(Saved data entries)
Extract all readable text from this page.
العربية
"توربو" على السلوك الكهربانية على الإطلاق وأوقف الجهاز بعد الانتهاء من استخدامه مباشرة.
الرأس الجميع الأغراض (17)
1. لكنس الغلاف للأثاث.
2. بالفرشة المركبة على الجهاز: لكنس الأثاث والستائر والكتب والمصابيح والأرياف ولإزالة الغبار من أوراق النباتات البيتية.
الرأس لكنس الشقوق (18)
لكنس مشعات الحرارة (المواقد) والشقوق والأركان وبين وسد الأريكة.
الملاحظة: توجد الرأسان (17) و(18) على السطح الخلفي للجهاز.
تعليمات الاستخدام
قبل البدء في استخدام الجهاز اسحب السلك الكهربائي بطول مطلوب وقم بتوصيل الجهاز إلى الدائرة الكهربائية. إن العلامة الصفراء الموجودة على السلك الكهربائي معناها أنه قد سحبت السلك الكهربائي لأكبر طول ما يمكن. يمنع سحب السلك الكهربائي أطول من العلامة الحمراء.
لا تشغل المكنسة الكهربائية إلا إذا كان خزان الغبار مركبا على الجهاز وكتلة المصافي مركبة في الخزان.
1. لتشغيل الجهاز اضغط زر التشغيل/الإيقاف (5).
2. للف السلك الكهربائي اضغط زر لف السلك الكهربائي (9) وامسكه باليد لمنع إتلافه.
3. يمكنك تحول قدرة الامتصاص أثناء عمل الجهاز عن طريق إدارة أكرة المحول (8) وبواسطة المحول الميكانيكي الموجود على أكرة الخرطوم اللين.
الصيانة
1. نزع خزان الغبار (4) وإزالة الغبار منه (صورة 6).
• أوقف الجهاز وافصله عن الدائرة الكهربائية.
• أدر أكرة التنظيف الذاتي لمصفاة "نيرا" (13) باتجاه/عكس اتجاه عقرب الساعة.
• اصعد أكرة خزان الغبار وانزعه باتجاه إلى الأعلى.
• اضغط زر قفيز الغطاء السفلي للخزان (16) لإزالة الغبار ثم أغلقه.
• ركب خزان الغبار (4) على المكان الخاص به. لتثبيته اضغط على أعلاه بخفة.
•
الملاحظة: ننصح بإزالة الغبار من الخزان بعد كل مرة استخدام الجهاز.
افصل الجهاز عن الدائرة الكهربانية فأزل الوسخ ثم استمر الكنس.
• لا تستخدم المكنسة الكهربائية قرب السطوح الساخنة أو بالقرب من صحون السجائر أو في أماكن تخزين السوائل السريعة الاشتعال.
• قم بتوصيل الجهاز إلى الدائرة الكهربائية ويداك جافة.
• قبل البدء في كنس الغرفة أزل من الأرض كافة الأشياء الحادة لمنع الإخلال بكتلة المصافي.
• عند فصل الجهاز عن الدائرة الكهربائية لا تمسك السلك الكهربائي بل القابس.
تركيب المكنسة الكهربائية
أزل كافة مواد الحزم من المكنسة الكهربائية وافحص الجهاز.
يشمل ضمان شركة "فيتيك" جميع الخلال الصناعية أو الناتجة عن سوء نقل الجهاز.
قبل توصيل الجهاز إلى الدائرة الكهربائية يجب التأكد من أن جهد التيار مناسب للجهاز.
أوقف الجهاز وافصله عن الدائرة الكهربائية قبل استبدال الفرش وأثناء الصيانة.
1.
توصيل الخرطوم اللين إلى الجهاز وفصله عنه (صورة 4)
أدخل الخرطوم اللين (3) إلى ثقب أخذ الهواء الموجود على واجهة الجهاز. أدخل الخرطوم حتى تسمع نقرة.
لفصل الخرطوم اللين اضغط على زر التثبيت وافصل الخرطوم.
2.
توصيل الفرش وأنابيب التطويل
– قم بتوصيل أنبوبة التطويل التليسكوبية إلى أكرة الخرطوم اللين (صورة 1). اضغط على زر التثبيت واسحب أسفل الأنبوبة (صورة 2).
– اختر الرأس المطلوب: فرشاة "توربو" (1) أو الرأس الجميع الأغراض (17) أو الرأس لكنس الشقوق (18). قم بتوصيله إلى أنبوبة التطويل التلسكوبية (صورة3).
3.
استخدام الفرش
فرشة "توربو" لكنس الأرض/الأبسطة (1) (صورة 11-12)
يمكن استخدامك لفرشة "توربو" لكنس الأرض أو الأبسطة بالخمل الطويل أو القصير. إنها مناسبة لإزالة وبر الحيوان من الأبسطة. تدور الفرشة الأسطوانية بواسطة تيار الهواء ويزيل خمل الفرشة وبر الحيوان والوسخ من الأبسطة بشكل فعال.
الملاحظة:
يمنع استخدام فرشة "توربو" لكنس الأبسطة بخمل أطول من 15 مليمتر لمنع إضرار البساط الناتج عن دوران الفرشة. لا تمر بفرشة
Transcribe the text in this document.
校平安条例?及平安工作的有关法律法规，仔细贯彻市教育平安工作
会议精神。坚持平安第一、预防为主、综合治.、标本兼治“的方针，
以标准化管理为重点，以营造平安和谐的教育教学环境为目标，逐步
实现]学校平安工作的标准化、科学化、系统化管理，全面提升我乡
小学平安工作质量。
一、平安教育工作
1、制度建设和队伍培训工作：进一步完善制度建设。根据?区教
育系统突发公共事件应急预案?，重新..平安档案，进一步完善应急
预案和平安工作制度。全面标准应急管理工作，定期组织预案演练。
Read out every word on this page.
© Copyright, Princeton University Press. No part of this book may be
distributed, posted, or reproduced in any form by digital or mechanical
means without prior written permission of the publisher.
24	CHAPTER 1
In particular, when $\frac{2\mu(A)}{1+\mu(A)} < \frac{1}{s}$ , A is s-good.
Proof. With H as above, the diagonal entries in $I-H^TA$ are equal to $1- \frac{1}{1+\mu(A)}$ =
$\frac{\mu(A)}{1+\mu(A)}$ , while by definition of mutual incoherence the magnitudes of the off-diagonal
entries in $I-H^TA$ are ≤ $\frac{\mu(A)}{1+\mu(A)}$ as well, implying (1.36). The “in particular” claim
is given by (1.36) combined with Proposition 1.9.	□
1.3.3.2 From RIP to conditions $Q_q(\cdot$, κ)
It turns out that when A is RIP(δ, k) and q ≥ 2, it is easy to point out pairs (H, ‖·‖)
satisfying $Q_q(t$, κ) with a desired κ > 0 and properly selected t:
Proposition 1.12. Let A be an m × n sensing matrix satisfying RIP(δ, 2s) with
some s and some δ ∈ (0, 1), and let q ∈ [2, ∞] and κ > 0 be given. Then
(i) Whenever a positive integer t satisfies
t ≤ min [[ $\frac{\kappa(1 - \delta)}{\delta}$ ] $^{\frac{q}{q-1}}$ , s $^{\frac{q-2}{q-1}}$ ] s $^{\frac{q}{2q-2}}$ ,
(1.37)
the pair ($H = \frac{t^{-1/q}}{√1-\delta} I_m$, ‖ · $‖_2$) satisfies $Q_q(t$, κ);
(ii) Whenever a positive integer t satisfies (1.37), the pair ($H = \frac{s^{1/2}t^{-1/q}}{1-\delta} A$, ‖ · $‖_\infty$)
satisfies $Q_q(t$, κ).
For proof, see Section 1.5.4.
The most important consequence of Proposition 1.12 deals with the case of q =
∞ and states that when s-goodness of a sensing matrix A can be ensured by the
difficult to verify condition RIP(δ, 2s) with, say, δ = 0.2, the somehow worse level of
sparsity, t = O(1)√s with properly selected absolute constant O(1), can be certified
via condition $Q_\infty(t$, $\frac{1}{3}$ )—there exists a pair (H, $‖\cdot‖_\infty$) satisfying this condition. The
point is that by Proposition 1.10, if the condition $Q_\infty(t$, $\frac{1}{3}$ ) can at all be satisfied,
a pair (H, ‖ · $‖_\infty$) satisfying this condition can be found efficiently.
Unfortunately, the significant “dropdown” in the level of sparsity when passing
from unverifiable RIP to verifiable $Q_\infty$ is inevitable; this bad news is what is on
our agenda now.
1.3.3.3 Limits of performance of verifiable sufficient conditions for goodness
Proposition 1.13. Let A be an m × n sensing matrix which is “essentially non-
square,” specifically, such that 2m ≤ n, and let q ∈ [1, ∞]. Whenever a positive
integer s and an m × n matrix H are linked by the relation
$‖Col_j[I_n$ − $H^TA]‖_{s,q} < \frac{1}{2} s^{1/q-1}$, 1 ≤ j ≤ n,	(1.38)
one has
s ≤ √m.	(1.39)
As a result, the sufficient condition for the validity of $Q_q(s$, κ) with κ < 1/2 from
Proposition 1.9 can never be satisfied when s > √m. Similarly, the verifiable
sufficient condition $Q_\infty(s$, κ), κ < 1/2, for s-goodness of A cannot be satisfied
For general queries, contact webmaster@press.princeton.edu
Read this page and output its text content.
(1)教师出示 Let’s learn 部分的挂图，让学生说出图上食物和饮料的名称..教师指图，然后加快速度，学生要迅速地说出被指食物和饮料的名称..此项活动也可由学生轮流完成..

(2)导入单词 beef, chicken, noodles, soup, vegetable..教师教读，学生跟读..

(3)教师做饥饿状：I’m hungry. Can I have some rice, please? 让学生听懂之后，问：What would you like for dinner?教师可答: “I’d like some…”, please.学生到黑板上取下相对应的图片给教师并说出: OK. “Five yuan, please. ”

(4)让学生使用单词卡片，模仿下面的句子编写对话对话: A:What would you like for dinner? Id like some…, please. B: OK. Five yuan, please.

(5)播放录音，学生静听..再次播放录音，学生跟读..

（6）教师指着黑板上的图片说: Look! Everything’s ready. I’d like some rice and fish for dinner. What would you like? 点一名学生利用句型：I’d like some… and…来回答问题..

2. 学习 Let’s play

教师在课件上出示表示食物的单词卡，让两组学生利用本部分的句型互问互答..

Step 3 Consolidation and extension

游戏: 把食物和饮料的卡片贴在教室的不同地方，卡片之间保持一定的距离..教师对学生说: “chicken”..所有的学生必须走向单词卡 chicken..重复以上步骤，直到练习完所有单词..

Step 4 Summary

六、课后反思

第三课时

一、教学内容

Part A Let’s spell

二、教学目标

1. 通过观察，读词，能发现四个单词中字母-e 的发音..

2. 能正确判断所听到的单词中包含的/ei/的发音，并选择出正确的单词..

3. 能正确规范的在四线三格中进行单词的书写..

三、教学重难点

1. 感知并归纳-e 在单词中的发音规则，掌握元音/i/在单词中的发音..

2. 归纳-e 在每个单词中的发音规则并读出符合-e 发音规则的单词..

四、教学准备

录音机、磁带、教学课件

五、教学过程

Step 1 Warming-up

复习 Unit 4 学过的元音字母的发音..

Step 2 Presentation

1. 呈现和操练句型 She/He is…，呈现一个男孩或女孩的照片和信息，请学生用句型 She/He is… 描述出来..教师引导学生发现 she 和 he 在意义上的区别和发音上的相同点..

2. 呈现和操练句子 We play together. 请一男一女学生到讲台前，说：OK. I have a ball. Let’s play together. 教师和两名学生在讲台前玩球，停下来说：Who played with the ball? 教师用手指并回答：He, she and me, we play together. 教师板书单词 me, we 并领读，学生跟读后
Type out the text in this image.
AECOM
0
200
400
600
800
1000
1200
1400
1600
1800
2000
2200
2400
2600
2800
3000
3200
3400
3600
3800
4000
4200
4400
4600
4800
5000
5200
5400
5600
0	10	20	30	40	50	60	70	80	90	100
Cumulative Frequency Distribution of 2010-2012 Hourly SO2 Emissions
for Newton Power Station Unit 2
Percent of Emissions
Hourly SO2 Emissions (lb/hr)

**Aim of the exercise**
Pick out every line above that contains the word "للجهاز" and copy it.

**Written answer**
الملاحظة: توجد الرأسان (17) و(18) على السطح الخلفي للجهاز.
قبل توصيل الجهاز إلى الدائرة الكهربائية يجب التأكد من أن جهد التيار مناسب للجهاز.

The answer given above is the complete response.